• What to work on:
Write out the entries below once more, exactly, with the pictures left out.

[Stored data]
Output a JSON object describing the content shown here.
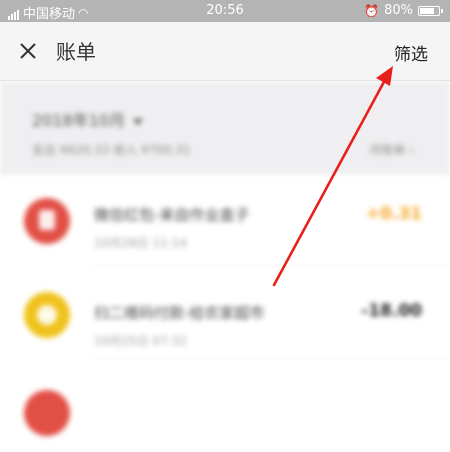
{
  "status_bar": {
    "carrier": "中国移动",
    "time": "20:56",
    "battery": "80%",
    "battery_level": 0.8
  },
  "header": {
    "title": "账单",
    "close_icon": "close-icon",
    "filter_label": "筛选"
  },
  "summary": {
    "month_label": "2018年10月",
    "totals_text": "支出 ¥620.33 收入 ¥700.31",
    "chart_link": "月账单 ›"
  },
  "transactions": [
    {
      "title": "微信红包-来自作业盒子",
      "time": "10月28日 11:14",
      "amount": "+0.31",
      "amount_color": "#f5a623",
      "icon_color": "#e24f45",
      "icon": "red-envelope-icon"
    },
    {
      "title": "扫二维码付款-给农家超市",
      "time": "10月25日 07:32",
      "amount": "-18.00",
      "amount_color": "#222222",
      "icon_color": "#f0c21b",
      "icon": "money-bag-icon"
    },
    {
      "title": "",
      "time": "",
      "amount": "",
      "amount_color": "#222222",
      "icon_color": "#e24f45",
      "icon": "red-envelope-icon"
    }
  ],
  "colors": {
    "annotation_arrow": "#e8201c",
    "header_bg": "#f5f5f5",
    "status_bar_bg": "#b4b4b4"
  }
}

• Reply:
Output a JSON object describing the content shown here.
{
  "status_bar": {
    "carrier": "中国移动",
    "time": "20:56",
    "battery": "80%",
    "battery_level": 0.8
  },
  "header": {
    "title": "账单",
    "close_icon": "close-icon",
    "filter_label": "筛选"
  },
  "summary": {
    "month_label": "2018年10月",
    "totals_text": "支出 ¥620.33 收入 ¥700.31",
    "chart_link": "月账单 ›"
  },
  "transactions": [
    {
      "title": "微信红包-来自作业盒子",
      "time": "10月28日 11:14",
      "amount": "+0.31",
      "amount_color": "#f5a623",
      "icon_color": "#e24f45",
      "icon": "red-envelope-icon"
    },
    {
      "title": "扫二维码付款-给农家超市",
      "time": "10月25日 07:32",
      "amount": "-18.00",
      "amount_color": "#222222",
      "icon_color": "#f0c21b",
      "icon": "money-bag-icon"
    },
    {
      "title": "",
      "time": "",
      "amount": "",
      "amount_color": "#222222",
      "icon_color": "#e24f45",
      "icon": "red-envelope-icon"
    }
  ],
  "colors": {
    "annotation_arrow": "#e8201c",
    "header_bg": "#f5f5f5",
    "status_bar_bg": "#b4b4b4"
  }
}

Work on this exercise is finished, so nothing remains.